[Extracts from a graphics dataset]
□ □ □ □ □ □ □
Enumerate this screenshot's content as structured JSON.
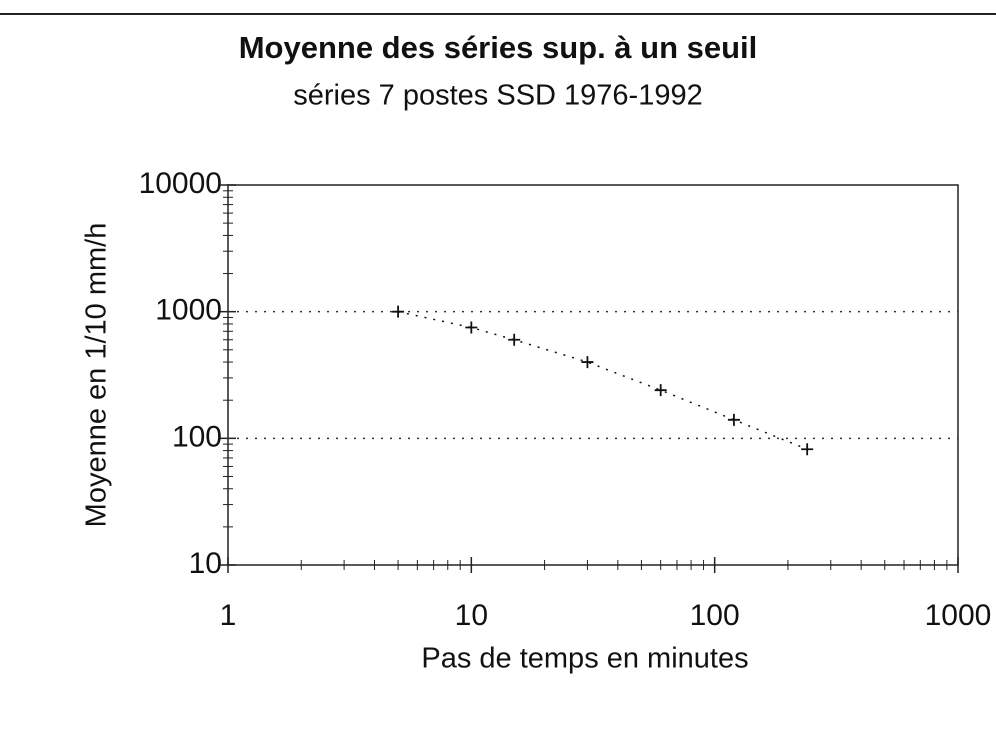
{
  "chart_data": {
    "type": "scatter",
    "title": "Moyenne des séries sup. à un seuil",
    "subtitle": "séries 7 postes SSD 1976-1992",
    "x_label": "Pas de temps en minutes",
    "y_label": "Moyenne en 1/10 mm/h",
    "x": [
      5,
      10,
      15,
      30,
      60,
      120,
      240
    ],
    "series": [
      {
        "values": [
          1000,
          750,
          600,
          400,
          240,
          140,
          82
        ],
        "color": "#111"
      }
    ],
    "xlim": [
      1,
      1000
    ],
    "ylim": [
      10,
      10000
    ],
    "xticks": [
      1,
      10,
      100,
      1000
    ],
    "yticks": [
      10,
      100,
      1000,
      10000
    ],
    "xscale": "log",
    "yscale": "log",
    "grid": true
  }
}
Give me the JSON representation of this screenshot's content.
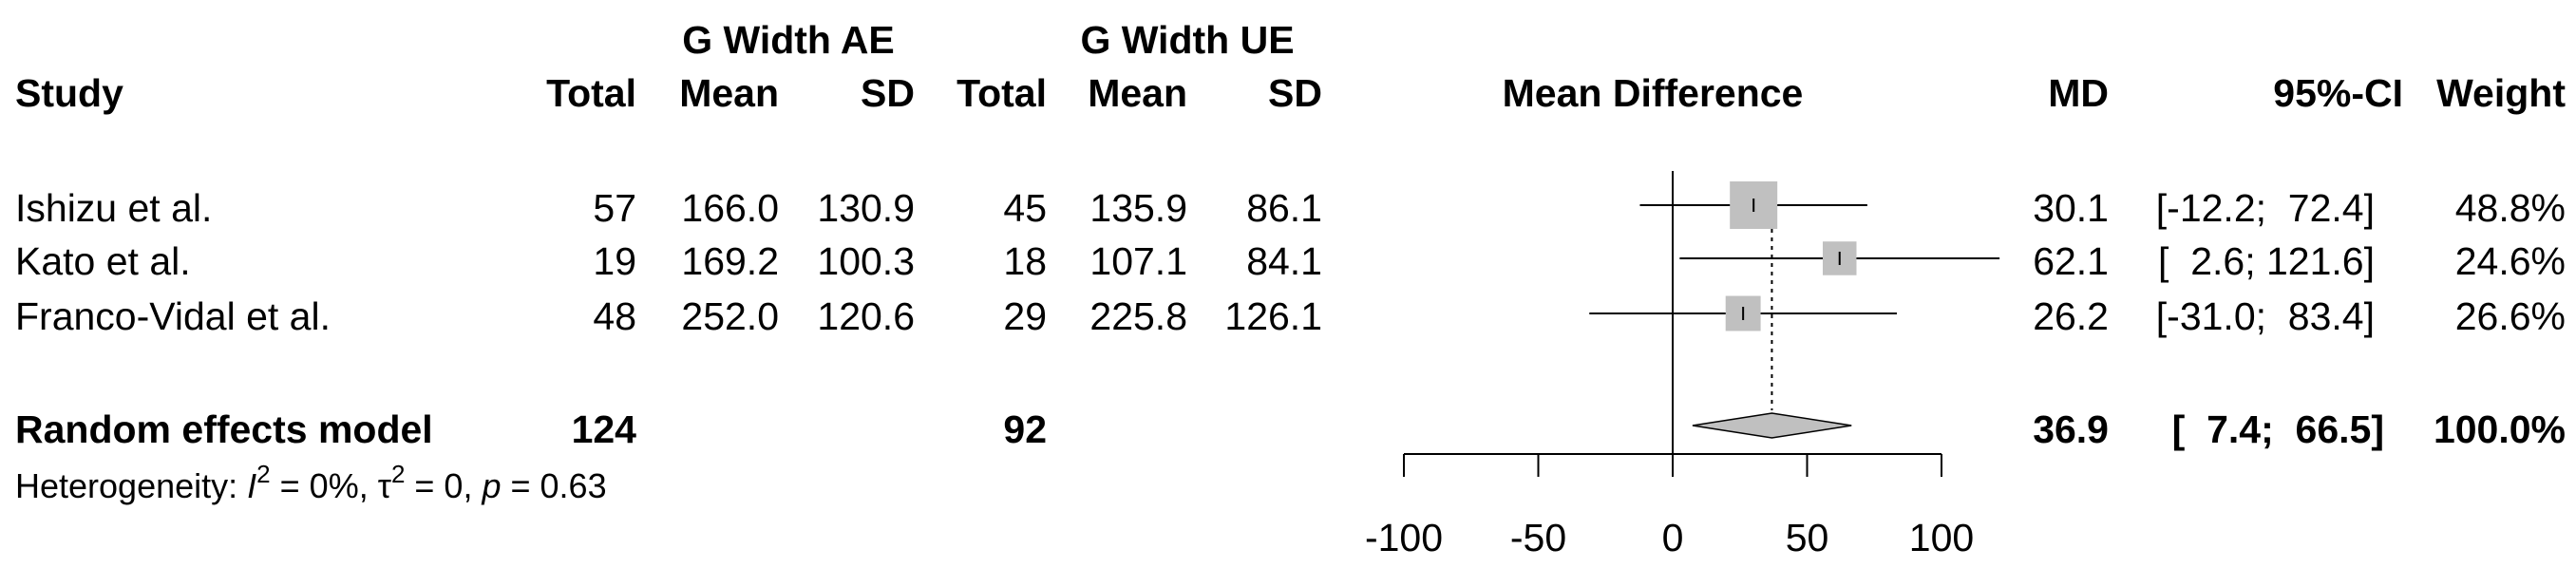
{
  "header": {
    "group_ae": "G Width AE",
    "group_ue": "G Width UE",
    "study": "Study",
    "total": "Total",
    "mean": "Mean",
    "sd": "SD",
    "mean_difference": "Mean Difference",
    "md": "MD",
    "ci": "95%-CI",
    "weight": "Weight"
  },
  "studies": [
    {
      "name": "Ishizu et al.",
      "ae_total": "57",
      "ae_mean": "166.0",
      "ae_sd": "130.9",
      "ue_total": "45",
      "ue_mean": "135.9",
      "ue_sd": "86.1",
      "md": "30.1",
      "ci": "[-12.2;  72.4]",
      "weight": "48.8%"
    },
    {
      "name": "Kato et al.",
      "ae_total": "19",
      "ae_mean": "169.2",
      "ae_sd": "100.3",
      "ue_total": "18",
      "ue_mean": "107.1",
      "ue_sd": "84.1",
      "md": "62.1",
      "ci": "[  2.6; 121.6]",
      "weight": "24.6%"
    },
    {
      "name": "Franco-Vidal et al.",
      "ae_total": "48",
      "ae_mean": "252.0",
      "ae_sd": "120.6",
      "ue_total": "29",
      "ue_mean": "225.8",
      "ue_sd": "126.1",
      "md": "26.2",
      "ci": "[-31.0;  83.4]",
      "weight": "26.6%"
    }
  ],
  "overall": {
    "label": "Random effects model",
    "ae_total": "124",
    "ue_total": "92",
    "md": "36.9",
    "ci": "[  7.4;  66.5]",
    "weight": "100.0%"
  },
  "heterogeneity": {
    "prefix": "Heterogeneity: ",
    "i2_symbol": "I",
    "i2_sup": "2",
    "i2_value": " = 0%, ",
    "tau_symbol": "τ",
    "tau_sup": "2",
    "tau_value": " = 0, ",
    "p_symbol": "p",
    "p_value": " = 0.63"
  },
  "chart_data": {
    "type": "forest",
    "xlim": [
      -100,
      100
    ],
    "ticks": [
      -100,
      -50,
      0,
      50,
      100
    ],
    "tick_labels": [
      "-100",
      "-50",
      "0",
      "50",
      "100"
    ],
    "null_line": 0,
    "studies": [
      {
        "name": "Ishizu et al.",
        "md": 30.1,
        "lower": -12.2,
        "upper": 72.4,
        "weight": 48.8
      },
      {
        "name": "Kato et al.",
        "md": 62.1,
        "lower": 2.6,
        "upper": 121.6,
        "weight": 24.6
      },
      {
        "name": "Franco-Vidal et al.",
        "md": 26.2,
        "lower": -31.0,
        "upper": 83.4,
        "weight": 26.6
      }
    ],
    "overall": {
      "md": 36.9,
      "lower": 7.4,
      "upper": 66.5
    },
    "colors": {
      "box": "#c0c0c0",
      "diamond": "#c0c0c0",
      "line": "#000000"
    }
  }
}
□ □ □ □ □ □ □
▶ [WHAT TO PRODUCE]
Are you able to set down all the lines above exactly, without any pictures?

▶ [THE REPLY]
Enumerate this screenshot's content as structured JSON.
{
  "chart_data": {
    "type": "scatter",
    "title": "Moyenne des séries sup. à un seuil",
    "subtitle": "séries 7 postes SSD 1976-1992",
    "x_label": "Pas de temps en minutes",
    "y_label": "Moyenne en 1/10 mm/h",
    "x": [
      5,
      10,
      15,
      30,
      60,
      120,
      240
    ],
    "series": [
      {
        "values": [
          1000,
          750,
          600,
          400,
          240,
          140,
          82
        ],
        "color": "#111"
      }
    ],
    "xlim": [
      1,
      1000
    ],
    "ylim": [
      10,
      10000
    ],
    "xticks": [
      1,
      10,
      100,
      1000
    ],
    "yticks": [
      10,
      100,
      1000,
      10000
    ],
    "xscale": "log",
    "yscale": "log",
    "grid": true
  }
}
Give me the JSON representation of this screenshot's content.
{
  "header": {
    "group_ae": "G Width AE",
    "group_ue": "G Width UE",
    "study": "Study",
    "total": "Total",
    "mean": "Mean",
    "sd": "SD",
    "mean_difference": "Mean Difference",
    "md": "MD",
    "ci": "95%-CI",
    "weight": "Weight"
  },
  "studies": [
    {
      "name": "Ishizu et al.",
      "ae_total": "57",
      "ae_mean": "166.0",
      "ae_sd": "130.9",
      "ue_total": "45",
      "ue_mean": "135.9",
      "ue_sd": "86.1",
      "md": "30.1",
      "ci": "[-12.2;  72.4]",
      "weight": "48.8%"
    },
    {
      "name": "Kato et al.",
      "ae_total": "19",
      "ae_mean": "169.2",
      "ae_sd": "100.3",
      "ue_total": "18",
      "ue_mean": "107.1",
      "ue_sd": "84.1",
      "md": "62.1",
      "ci": "[  2.6; 121.6]",
      "weight": "24.6%"
    },
    {
      "name": "Franco-Vidal et al.",
      "ae_total": "48",
      "ae_mean": "252.0",
      "ae_sd": "120.6",
      "ue_total": "29",
      "ue_mean": "225.8",
      "ue_sd": "126.1",
      "md": "26.2",
      "ci": "[-31.0;  83.4]",
      "weight": "26.6%"
    }
  ],
  "overall": {
    "label": "Random effects model",
    "ae_total": "124",
    "ue_total": "92",
    "md": "36.9",
    "ci": "[  7.4;  66.5]",
    "weight": "100.0%"
  },
  "heterogeneity": {
    "prefix": "Heterogeneity: ",
    "i2_symbol": "I",
    "i2_sup": "2",
    "i2_value": " = 0%, ",
    "tau_symbol": "τ",
    "tau_sup": "2",
    "tau_value": " = 0, ",
    "p_symbol": "p",
    "p_value": " = 0.63"
  },
  "chart_data": {
    "type": "forest",
    "xlim": [
      -100,
      100
    ],
    "ticks": [
      -100,
      -50,
      0,
      50,
      100
    ],
    "tick_labels": [
      "-100",
      "-50",
      "0",
      "50",
      "100"
    ],
    "null_line": 0,
    "studies": [
      {
        "name": "Ishizu et al.",
        "md": 30.1,
        "lower": -12.2,
        "upper": 72.4,
        "weight": 48.8
      },
      {
        "name": "Kato et al.",
        "md": 62.1,
        "lower": 2.6,
        "upper": 121.6,
        "weight": 24.6
      },
      {
        "name": "Franco-Vidal et al.",
        "md": 26.2,
        "lower": -31.0,
        "upper": 83.4,
        "weight": 26.6
      }
    ],
    "overall": {
      "md": 36.9,
      "lower": 7.4,
      "upper": 66.5
    },
    "colors": {
      "box": "#c0c0c0",
      "diamond": "#c0c0c0",
      "line": "#000000"
    }
  }
}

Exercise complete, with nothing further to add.